- Short problem: Quote the records below in full, exactly as given, with the images taken out.

- Stored items:
################
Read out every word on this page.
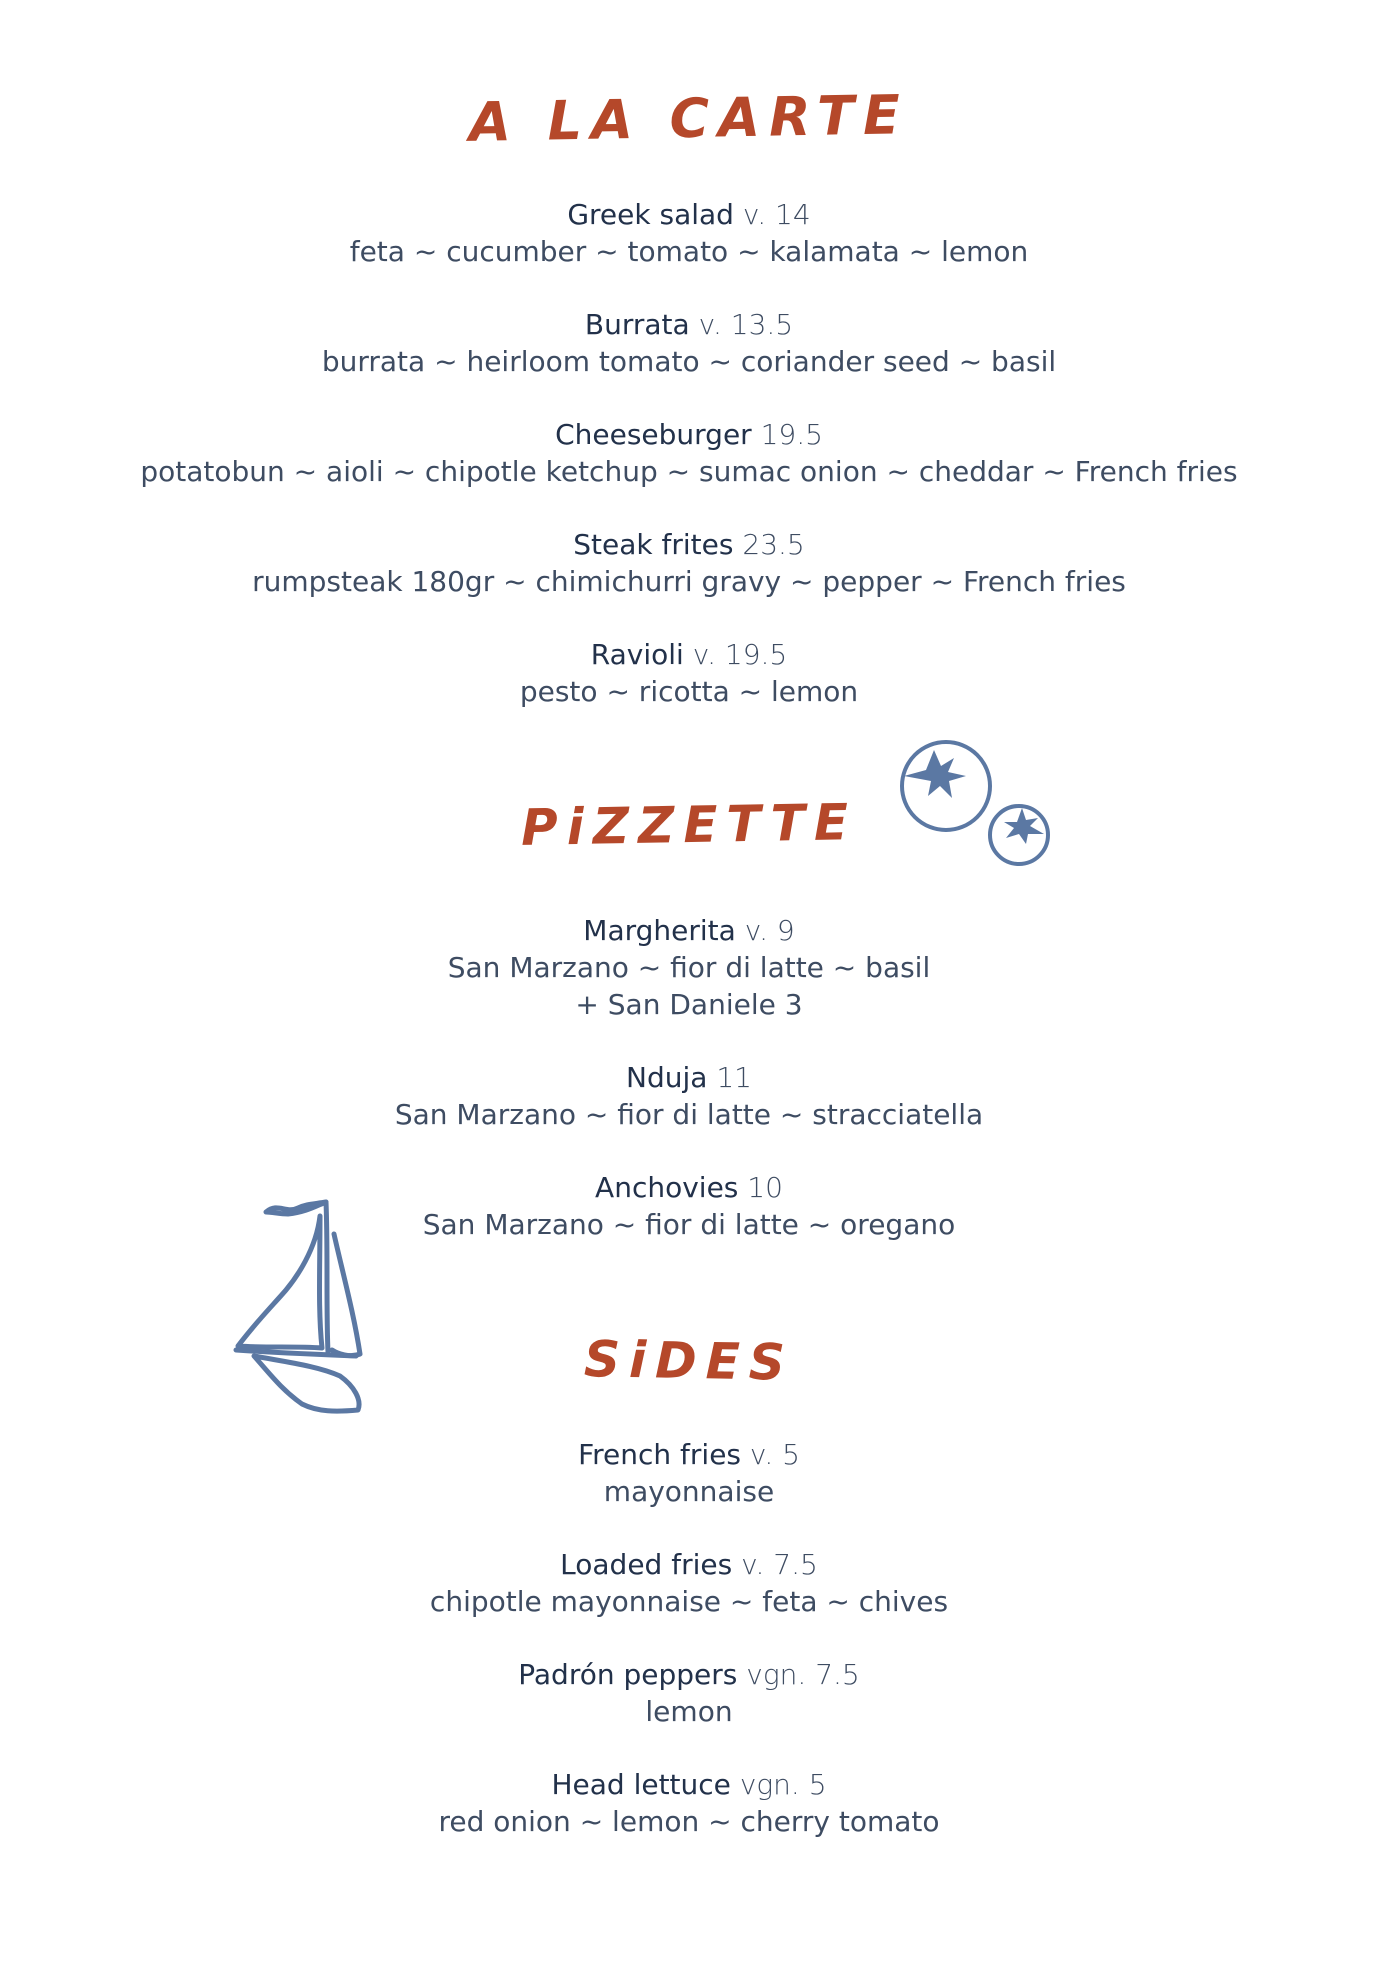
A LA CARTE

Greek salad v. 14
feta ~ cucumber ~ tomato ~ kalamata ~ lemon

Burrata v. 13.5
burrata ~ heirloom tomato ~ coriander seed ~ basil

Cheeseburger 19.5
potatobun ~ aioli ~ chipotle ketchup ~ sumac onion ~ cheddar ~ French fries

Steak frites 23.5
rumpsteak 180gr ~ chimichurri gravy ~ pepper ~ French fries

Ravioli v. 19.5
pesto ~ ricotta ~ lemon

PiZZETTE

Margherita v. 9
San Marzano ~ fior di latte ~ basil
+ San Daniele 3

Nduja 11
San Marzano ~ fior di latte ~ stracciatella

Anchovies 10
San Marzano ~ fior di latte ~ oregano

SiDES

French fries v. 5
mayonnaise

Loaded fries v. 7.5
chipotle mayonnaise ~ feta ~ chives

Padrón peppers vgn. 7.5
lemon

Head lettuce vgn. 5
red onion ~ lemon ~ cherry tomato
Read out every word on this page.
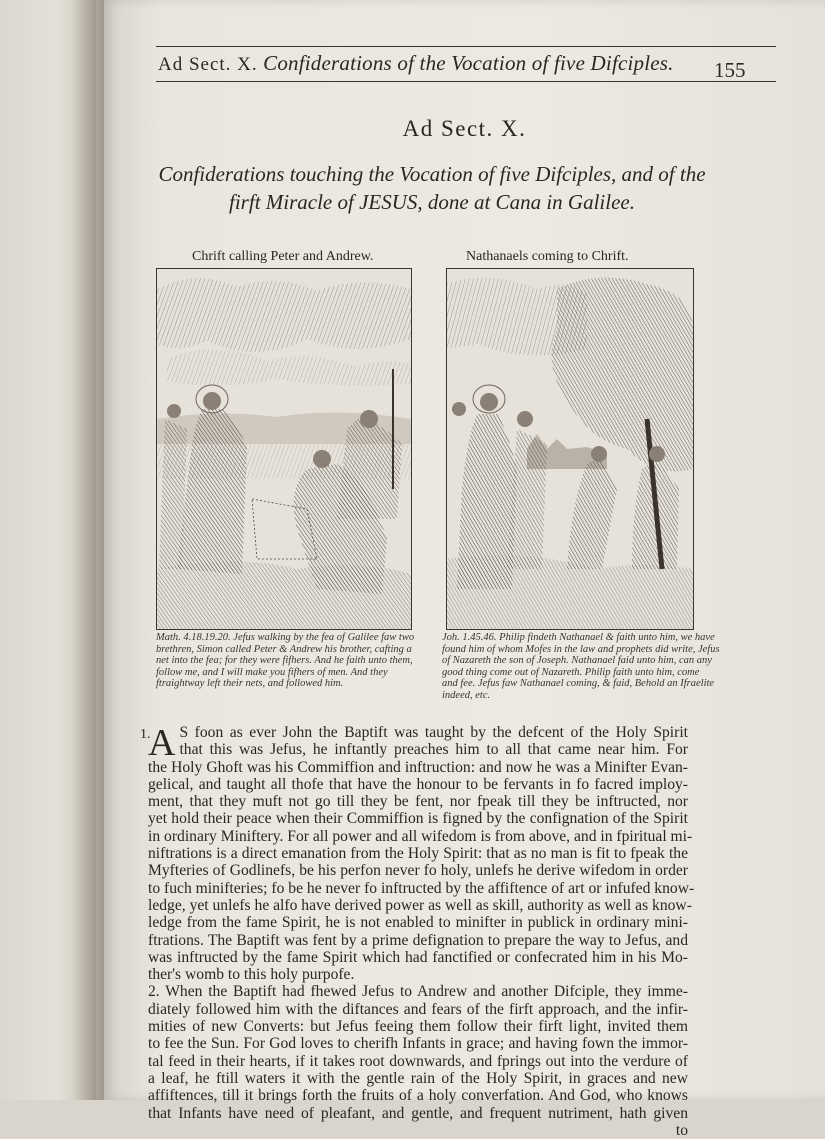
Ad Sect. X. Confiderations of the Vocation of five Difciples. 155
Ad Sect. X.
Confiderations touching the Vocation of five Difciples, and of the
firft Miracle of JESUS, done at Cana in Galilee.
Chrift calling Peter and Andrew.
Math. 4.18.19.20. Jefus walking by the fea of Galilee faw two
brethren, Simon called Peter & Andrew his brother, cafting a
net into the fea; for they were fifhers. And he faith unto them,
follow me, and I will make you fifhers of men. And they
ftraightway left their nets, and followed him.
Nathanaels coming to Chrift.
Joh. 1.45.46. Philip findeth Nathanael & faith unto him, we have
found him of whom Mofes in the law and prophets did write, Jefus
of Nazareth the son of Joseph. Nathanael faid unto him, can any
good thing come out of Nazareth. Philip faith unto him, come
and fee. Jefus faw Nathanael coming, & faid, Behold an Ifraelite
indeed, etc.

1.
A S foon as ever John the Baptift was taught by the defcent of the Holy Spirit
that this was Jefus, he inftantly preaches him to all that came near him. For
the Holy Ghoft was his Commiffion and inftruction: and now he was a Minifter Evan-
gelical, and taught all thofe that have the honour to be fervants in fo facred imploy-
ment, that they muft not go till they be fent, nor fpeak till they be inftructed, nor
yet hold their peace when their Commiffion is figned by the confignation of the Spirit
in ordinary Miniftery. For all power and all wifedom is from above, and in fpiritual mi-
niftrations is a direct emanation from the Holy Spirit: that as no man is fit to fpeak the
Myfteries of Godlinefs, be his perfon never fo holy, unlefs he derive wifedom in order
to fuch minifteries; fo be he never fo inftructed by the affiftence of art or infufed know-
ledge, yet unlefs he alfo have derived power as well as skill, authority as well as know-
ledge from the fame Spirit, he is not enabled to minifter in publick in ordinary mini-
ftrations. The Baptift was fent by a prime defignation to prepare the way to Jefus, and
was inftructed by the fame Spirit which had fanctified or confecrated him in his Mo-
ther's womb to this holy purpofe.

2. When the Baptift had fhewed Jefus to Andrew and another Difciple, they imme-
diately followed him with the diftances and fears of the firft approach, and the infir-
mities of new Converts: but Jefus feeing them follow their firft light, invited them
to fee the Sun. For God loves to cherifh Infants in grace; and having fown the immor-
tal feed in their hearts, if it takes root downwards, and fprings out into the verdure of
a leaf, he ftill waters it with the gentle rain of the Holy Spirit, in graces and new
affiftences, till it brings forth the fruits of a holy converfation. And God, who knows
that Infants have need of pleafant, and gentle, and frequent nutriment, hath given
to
################
- Written answer:
Read out every word on this page.
A LA CARTE

Greek salad v. 14
feta ~ cucumber ~ tomato ~ kalamata ~ lemon

Burrata v. 13.5
burrata ~ heirloom tomato ~ coriander seed ~ basil

Cheeseburger 19.5
potatobun ~ aioli ~ chipotle ketchup ~ sumac onion ~ cheddar ~ French fries

Steak frites 23.5
rumpsteak 180gr ~ chimichurri gravy ~ pepper ~ French fries

Ravioli v. 19.5
pesto ~ ricotta ~ lemon

PiZZETTE

Margherita v. 9
San Marzano ~ fior di latte ~ basil
+ San Daniele 3

Nduja 11
San Marzano ~ fior di latte ~ stracciatella

Anchovies 10
San Marzano ~ fior di latte ~ oregano

SiDES

French fries v. 5
mayonnaise

Loaded fries v. 7.5
chipotle mayonnaise ~ feta ~ chives

Padrón peppers vgn. 7.5
lemon

Head lettuce vgn. 5
red onion ~ lemon ~ cherry tomato
Read out every word on this page.
Ad Sect. X. Confiderations of the Vocation of five Difciples. 155
Ad Sect. X.
Confiderations touching the Vocation of five Difciples, and of the
firft Miracle of JESUS, done at Cana in Galilee.
Chrift calling Peter and Andrew.
Math. 4.18.19.20. Jefus walking by the fea of Galilee faw two
brethren, Simon called Peter & Andrew his brother, cafting a
net into the fea; for they were fifhers. And he faith unto them,
follow me, and I will make you fifhers of men. And they
ftraightway left their nets, and followed him.
Nathanaels coming to Chrift.
Joh. 1.45.46. Philip findeth Nathanael & faith unto him, we have
found him of whom Mofes in the law and prophets did write, Jefus
of Nazareth the son of Joseph. Nathanael faid unto him, can any
good thing come out of Nazareth. Philip faith unto him, come
and fee. Jefus faw Nathanael coming, & faid, Behold an Ifraelite
indeed, etc.

1.
A S foon as ever John the Baptift was taught by the defcent of the Holy Spirit
that this was Jefus, he inftantly preaches him to all that came near him. For
the Holy Ghoft was his Commiffion and inftruction: and now he was a Minifter Evan-
gelical, and taught all thofe that have the honour to be fervants in fo facred imploy-
ment, that they muft not go till they be fent, nor fpeak till they be inftructed, nor
yet hold their peace when their Commiffion is figned by the confignation of the Spirit
in ordinary Miniftery. For all power and all wifedom is from above, and in fpiritual mi-
niftrations is a direct emanation from the Holy Spirit: that as no man is fit to fpeak the
Myfteries of Godlinefs, be his perfon never fo holy, unlefs he derive wifedom in order
to fuch minifteries; fo be he never fo inftructed by the affiftence of art or infufed know-
ledge, yet unlefs he alfo have derived power as well as skill, authority as well as know-
ledge from the fame Spirit, he is not enabled to minifter in publick in ordinary mini-
ftrations. The Baptift was fent by a prime defignation to prepare the way to Jefus, and
was inftructed by the fame Spirit which had fanctified or confecrated him in his Mo-
ther's womb to this holy purpofe.

2. When the Baptift had fhewed Jefus to Andrew and another Difciple, they imme-
diately followed him with the diftances and fears of the firft approach, and the infir-
mities of new Converts: but Jefus feeing them follow their firft light, invited them
to fee the Sun. For God loves to cherifh Infants in grace; and having fown the immor-
tal feed in their hearts, if it takes root downwards, and fprings out into the verdure of
a leaf, he ftill waters it with the gentle rain of the Holy Spirit, in graces and new
affiftences, till it brings forth the fruits of a holy converfation. And God, who knows
that Infants have need of pleafant, and gentle, and frequent nutriment, hath given
to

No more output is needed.